Select every line below containing the word "rain".

Data entries

++++++++++

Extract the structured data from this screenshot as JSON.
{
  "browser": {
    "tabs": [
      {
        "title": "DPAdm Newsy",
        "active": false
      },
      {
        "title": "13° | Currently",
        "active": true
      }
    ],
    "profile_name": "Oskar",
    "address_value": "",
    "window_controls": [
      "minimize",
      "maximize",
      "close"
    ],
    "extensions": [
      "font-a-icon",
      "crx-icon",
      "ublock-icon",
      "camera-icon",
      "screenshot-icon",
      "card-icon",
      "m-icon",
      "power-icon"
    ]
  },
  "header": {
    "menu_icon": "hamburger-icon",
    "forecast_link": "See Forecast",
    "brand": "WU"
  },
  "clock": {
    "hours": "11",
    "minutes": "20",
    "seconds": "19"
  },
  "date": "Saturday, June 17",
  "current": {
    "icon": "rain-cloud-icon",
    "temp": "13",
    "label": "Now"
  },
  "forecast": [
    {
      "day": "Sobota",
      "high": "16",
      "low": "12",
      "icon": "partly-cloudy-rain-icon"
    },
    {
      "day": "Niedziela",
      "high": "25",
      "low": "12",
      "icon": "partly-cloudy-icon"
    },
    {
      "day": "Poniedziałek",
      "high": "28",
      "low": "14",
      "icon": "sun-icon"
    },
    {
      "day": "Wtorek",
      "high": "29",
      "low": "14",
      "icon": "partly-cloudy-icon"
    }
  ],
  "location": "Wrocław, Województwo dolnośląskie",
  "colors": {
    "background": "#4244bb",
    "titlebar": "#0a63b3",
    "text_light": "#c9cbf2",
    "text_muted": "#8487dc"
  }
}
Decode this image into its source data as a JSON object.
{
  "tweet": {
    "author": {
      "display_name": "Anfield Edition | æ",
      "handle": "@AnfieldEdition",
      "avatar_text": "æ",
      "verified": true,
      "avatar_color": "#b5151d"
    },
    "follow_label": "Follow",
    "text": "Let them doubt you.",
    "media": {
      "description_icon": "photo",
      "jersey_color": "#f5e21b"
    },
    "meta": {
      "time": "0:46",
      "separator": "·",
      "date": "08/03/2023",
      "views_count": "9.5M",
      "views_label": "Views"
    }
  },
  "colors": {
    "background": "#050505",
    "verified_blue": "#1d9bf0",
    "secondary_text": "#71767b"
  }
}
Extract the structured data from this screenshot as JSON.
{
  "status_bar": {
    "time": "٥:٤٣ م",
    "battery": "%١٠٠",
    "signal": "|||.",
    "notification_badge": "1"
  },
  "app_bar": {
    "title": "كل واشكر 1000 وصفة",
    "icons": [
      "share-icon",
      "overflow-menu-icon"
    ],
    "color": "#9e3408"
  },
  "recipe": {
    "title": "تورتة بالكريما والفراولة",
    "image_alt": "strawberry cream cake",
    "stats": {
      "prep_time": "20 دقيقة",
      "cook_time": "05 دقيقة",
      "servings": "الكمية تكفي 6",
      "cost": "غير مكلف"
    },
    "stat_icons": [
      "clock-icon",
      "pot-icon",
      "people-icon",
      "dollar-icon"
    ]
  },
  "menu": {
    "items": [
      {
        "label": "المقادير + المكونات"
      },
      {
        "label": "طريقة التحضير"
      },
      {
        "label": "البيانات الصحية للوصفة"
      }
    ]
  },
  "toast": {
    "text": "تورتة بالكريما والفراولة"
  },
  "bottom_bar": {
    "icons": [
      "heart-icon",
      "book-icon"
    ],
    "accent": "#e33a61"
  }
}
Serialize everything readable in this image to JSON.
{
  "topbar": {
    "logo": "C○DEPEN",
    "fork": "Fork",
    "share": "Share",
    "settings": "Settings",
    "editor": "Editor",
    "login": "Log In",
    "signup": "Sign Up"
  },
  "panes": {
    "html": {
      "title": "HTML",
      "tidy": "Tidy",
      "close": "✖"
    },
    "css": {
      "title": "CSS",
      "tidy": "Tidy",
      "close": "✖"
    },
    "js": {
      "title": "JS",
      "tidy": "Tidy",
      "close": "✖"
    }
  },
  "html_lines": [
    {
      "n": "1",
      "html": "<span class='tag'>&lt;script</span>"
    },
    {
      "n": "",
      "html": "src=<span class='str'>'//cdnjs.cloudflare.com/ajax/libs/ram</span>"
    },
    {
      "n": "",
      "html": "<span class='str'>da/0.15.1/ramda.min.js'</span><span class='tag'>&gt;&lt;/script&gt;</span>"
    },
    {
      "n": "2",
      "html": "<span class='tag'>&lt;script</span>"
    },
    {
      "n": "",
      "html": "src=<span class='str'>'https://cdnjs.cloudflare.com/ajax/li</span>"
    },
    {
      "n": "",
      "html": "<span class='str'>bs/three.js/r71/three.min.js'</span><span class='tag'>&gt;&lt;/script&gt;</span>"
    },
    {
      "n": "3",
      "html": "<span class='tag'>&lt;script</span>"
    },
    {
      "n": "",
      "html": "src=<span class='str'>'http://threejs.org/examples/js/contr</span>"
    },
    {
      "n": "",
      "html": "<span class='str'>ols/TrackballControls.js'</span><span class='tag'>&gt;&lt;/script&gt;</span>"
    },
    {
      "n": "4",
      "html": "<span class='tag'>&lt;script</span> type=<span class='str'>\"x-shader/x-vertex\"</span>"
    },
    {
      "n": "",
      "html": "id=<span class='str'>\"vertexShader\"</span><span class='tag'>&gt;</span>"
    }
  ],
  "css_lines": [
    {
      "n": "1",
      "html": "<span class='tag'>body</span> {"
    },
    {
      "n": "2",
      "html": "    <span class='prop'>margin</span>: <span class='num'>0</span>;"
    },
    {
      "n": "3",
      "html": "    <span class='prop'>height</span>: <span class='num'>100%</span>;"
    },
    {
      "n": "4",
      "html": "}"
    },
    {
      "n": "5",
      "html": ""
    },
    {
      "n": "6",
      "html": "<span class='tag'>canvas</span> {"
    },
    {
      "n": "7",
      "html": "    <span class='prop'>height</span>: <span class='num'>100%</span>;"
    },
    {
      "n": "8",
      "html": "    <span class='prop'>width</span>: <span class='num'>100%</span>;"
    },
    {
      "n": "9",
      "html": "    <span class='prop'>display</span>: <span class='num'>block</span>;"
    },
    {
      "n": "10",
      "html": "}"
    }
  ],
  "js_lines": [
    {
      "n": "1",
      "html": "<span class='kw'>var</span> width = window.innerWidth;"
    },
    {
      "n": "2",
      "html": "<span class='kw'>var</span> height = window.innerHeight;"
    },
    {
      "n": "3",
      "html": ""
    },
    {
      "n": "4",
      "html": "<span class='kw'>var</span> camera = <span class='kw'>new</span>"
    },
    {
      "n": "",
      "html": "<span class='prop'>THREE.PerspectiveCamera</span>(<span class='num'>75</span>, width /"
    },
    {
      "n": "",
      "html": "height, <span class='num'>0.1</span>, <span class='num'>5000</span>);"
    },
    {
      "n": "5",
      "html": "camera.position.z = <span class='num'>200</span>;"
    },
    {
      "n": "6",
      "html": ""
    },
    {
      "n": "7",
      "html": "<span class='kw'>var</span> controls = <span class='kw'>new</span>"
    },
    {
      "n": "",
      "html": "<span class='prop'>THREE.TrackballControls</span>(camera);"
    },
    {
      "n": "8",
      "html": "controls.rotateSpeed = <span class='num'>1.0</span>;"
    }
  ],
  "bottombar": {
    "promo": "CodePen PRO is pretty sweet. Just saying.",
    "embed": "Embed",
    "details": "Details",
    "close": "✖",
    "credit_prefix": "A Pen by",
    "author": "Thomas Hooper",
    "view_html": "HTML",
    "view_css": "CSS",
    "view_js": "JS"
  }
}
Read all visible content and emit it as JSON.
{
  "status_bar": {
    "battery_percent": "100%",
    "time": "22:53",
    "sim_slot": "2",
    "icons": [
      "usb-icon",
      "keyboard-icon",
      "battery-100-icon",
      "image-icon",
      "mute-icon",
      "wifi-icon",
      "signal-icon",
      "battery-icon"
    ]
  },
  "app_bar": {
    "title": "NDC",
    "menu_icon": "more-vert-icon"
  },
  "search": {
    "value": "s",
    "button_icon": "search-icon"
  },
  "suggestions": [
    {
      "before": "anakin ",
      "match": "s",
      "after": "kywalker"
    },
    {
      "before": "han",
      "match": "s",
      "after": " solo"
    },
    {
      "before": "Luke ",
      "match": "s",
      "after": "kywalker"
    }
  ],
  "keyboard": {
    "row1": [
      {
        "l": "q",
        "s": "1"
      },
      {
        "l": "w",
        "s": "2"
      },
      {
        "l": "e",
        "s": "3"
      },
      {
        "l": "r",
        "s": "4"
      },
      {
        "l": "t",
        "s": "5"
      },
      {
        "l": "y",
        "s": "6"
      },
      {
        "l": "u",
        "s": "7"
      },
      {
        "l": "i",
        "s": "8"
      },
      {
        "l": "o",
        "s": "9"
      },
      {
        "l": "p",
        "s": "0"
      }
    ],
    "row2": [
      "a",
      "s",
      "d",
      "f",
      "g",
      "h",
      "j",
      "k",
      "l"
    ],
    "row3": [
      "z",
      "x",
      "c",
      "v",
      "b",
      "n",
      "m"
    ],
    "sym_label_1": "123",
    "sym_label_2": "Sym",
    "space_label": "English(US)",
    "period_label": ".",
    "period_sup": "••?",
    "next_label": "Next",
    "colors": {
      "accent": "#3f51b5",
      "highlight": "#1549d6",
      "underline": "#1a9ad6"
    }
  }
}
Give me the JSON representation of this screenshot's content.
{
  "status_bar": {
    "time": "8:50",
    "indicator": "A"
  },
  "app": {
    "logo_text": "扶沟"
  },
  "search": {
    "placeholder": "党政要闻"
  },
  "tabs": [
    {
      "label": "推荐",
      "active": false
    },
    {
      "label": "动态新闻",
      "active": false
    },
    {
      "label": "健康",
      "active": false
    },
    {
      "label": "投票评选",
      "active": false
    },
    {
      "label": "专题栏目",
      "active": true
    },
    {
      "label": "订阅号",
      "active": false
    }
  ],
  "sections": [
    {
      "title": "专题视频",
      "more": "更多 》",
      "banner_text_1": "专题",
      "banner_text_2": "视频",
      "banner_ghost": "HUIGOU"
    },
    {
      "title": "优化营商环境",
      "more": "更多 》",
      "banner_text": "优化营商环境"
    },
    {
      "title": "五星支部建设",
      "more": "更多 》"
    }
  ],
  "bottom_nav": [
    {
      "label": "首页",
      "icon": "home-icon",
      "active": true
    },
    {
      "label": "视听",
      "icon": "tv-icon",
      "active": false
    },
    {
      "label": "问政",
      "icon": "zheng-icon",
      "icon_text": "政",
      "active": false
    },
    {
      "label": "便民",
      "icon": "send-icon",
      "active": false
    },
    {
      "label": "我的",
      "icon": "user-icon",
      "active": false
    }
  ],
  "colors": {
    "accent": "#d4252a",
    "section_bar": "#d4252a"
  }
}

++++++++++

Answer to the task —
    "icon": "rain-cloud-icon",
      "icon": "partly-cloudy-rain-icon"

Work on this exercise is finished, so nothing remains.